[Dataset records]
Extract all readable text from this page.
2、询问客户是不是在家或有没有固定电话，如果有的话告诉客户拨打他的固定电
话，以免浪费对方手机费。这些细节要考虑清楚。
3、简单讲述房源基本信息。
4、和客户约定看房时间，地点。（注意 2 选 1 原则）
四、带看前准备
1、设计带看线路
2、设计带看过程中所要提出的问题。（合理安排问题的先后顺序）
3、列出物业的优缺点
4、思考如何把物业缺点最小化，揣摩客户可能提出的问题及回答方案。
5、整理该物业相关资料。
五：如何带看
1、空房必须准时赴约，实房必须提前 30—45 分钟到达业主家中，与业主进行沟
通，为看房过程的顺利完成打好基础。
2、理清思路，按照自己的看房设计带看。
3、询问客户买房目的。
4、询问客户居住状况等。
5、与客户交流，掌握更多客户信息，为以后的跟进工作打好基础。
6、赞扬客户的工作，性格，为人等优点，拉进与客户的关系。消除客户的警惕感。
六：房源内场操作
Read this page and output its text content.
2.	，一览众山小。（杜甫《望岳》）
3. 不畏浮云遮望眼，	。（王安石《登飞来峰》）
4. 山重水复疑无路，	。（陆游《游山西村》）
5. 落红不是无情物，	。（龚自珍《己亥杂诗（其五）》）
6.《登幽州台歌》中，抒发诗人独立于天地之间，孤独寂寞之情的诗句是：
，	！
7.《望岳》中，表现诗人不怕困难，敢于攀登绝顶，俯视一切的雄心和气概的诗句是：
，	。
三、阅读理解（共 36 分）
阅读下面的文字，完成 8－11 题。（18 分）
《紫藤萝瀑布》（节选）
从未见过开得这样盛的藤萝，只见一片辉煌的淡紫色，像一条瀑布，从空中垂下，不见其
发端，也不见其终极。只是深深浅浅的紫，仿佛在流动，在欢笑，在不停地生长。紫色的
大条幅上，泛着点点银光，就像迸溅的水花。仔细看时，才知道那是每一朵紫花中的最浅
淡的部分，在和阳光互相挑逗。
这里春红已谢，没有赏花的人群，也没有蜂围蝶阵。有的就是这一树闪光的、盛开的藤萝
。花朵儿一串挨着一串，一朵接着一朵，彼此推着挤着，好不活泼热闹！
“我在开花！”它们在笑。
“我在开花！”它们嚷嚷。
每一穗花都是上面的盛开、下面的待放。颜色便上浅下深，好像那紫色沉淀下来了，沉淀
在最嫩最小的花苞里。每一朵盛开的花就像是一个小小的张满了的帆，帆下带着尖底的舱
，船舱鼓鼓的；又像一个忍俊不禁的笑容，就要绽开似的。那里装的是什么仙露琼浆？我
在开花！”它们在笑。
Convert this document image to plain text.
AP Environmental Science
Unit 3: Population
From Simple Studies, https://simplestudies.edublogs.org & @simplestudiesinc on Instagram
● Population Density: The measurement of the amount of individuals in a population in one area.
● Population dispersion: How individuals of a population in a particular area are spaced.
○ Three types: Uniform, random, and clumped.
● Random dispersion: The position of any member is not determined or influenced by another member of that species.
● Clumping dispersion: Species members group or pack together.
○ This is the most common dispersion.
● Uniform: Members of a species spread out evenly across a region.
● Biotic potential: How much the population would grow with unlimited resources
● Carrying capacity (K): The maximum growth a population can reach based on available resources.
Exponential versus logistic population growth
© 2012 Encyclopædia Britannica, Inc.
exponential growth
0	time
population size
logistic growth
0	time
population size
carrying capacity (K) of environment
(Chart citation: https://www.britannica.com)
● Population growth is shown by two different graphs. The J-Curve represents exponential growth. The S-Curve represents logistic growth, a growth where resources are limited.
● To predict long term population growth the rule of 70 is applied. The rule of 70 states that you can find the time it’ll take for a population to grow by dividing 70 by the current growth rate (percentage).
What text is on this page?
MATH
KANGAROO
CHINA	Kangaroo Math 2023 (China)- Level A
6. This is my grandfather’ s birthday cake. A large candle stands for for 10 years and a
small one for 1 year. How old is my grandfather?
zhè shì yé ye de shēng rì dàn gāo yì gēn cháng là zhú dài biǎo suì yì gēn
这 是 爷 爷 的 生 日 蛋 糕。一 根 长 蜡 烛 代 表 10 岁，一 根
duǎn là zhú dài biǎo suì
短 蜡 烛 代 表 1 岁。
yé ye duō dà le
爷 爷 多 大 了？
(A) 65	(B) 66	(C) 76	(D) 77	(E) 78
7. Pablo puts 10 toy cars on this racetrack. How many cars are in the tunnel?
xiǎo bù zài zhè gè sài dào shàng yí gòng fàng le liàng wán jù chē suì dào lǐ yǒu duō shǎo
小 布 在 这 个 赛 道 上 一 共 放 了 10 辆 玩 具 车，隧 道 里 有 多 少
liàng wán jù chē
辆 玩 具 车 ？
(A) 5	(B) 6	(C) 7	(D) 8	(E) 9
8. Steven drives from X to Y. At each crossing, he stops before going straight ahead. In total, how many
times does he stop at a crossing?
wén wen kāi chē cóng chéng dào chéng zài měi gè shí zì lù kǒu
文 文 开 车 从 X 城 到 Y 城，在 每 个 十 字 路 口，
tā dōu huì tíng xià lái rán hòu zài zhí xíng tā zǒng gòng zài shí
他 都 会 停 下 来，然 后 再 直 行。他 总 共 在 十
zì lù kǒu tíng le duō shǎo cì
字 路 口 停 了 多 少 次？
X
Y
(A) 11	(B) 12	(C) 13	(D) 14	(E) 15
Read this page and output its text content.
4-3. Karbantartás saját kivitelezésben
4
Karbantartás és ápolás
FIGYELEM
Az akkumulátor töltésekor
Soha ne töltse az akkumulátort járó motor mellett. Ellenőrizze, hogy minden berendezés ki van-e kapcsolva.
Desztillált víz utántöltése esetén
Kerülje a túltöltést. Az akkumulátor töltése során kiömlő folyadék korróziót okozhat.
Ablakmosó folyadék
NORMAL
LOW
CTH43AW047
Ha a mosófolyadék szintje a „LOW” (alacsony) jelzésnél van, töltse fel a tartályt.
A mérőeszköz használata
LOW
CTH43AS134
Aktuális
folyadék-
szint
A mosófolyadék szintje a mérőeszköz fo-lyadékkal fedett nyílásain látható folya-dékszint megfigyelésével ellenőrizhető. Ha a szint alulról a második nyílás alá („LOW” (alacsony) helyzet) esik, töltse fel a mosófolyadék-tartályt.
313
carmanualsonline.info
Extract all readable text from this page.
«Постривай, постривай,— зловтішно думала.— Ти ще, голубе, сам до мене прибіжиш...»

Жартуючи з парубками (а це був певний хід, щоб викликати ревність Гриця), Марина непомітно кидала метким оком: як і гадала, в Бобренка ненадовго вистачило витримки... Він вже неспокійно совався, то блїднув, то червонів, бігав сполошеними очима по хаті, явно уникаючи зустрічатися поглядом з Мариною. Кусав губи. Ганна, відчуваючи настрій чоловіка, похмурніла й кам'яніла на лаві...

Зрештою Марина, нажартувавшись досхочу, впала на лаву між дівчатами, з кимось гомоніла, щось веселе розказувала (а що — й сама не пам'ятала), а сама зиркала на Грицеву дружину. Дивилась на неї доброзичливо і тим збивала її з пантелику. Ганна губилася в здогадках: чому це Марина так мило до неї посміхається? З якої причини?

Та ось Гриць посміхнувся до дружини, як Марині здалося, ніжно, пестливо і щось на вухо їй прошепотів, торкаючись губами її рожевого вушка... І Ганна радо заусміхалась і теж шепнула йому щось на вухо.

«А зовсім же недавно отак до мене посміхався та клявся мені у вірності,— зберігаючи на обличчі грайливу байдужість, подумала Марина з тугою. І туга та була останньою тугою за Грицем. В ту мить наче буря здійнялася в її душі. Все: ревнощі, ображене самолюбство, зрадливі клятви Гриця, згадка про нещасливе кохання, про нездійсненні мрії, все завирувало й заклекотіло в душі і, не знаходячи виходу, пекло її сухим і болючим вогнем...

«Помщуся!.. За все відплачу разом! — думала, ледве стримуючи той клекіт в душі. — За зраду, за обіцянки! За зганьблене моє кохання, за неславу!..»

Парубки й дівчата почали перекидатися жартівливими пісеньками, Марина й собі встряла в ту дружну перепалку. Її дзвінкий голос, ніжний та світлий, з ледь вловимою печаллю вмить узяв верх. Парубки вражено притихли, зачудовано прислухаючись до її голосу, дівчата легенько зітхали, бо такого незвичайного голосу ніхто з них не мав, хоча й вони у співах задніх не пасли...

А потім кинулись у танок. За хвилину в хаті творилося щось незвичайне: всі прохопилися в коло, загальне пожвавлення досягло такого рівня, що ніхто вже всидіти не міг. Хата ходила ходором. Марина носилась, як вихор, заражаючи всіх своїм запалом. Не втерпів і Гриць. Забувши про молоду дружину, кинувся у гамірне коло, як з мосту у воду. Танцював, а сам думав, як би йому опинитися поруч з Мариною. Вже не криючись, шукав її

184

§ WHAT THE TASK ASKS: Of the lines above, how many include the word "grandfather"? Reply with the number only.

§ ANSWER TO THIS PROBLEM: 2